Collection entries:
— START —
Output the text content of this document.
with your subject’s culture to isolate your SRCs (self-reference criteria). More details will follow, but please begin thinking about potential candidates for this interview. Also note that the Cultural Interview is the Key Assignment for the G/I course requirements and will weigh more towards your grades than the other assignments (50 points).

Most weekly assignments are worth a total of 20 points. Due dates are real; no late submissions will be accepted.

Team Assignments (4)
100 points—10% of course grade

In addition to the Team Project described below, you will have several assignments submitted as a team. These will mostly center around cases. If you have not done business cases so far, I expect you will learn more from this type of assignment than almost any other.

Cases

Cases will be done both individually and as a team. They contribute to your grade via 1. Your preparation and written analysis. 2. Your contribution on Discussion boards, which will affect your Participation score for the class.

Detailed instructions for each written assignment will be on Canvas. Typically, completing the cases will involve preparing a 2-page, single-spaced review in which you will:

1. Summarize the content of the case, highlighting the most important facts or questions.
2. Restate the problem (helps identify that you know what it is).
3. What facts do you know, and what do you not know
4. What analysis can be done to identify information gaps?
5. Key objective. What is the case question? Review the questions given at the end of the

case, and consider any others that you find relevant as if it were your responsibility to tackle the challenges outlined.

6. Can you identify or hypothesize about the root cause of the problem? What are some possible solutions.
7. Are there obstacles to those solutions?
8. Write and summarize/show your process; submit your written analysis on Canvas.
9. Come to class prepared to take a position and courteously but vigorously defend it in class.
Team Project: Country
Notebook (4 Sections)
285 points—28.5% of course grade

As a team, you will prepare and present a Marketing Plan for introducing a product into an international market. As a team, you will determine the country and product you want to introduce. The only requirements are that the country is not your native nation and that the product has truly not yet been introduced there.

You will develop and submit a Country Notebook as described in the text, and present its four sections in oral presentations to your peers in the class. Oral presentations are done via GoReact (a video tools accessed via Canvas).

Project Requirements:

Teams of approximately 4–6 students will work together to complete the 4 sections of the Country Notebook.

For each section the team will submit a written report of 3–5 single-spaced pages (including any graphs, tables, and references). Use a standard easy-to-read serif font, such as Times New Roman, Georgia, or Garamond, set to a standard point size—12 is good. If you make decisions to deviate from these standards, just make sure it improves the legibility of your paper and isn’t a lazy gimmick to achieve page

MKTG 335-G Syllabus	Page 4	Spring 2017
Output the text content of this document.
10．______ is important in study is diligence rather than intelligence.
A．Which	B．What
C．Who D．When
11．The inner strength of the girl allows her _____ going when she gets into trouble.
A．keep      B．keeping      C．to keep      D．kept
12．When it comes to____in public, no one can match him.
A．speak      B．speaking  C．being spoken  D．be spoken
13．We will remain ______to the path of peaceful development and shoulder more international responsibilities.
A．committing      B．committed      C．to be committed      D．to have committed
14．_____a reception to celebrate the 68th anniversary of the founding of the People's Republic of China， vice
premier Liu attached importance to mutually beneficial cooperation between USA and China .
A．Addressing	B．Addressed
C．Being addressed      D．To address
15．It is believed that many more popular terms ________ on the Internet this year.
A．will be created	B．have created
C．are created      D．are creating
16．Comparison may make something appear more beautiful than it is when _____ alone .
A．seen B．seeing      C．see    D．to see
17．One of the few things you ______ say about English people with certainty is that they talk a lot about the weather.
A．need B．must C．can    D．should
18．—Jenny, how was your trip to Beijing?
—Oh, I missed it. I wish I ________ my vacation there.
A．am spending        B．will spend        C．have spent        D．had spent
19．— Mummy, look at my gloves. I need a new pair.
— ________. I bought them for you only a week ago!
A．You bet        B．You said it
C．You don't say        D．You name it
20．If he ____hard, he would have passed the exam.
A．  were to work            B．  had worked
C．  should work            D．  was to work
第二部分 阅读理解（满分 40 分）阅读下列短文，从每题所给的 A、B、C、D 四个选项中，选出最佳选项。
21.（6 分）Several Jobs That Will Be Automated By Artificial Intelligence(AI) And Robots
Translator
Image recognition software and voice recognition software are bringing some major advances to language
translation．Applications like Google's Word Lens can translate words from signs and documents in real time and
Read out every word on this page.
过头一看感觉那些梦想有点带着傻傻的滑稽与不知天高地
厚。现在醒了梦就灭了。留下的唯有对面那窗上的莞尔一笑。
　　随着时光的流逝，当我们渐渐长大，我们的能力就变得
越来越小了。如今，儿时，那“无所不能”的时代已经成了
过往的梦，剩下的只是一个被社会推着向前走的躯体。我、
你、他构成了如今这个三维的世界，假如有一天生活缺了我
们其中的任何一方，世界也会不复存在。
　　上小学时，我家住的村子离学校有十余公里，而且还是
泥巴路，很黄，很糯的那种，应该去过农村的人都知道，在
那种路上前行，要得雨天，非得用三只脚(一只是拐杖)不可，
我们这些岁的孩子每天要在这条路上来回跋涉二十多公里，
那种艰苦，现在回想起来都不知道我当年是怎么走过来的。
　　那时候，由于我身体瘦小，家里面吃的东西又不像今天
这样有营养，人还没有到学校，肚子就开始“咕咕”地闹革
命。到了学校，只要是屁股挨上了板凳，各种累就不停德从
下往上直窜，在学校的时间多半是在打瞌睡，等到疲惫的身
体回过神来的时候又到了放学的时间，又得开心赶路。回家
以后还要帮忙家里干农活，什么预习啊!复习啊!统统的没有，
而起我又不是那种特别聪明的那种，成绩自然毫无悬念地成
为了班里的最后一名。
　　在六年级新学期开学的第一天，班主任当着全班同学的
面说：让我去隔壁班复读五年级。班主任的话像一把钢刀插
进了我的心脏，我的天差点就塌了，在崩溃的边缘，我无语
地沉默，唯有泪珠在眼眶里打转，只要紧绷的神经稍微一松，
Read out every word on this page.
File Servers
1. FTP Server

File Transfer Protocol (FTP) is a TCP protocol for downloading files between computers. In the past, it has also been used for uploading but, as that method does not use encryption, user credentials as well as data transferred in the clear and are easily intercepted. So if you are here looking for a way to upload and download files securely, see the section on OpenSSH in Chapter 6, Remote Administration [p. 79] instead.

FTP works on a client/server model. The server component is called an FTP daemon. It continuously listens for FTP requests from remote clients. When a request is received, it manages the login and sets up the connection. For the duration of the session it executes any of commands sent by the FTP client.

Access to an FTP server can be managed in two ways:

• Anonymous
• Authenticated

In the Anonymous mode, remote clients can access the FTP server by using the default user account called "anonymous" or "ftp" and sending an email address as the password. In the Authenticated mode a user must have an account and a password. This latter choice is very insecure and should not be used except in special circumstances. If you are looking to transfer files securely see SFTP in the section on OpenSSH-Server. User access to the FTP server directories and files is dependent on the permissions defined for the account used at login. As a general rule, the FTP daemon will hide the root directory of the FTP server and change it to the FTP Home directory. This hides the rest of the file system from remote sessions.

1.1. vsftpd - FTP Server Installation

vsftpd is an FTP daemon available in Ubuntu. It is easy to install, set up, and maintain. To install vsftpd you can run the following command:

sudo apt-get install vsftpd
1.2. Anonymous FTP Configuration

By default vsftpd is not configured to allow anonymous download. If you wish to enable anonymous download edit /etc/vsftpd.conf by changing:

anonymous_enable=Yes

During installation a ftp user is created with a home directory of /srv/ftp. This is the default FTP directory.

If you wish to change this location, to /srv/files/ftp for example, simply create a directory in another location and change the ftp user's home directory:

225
— END —
Problem to solve.
Copy out all lines above that include the string "questions".

The answer.
1. Summarize the content of the case, highlighting the most important facts or questions.
5. Key objective. What is the case question? Review the questions given at the end of the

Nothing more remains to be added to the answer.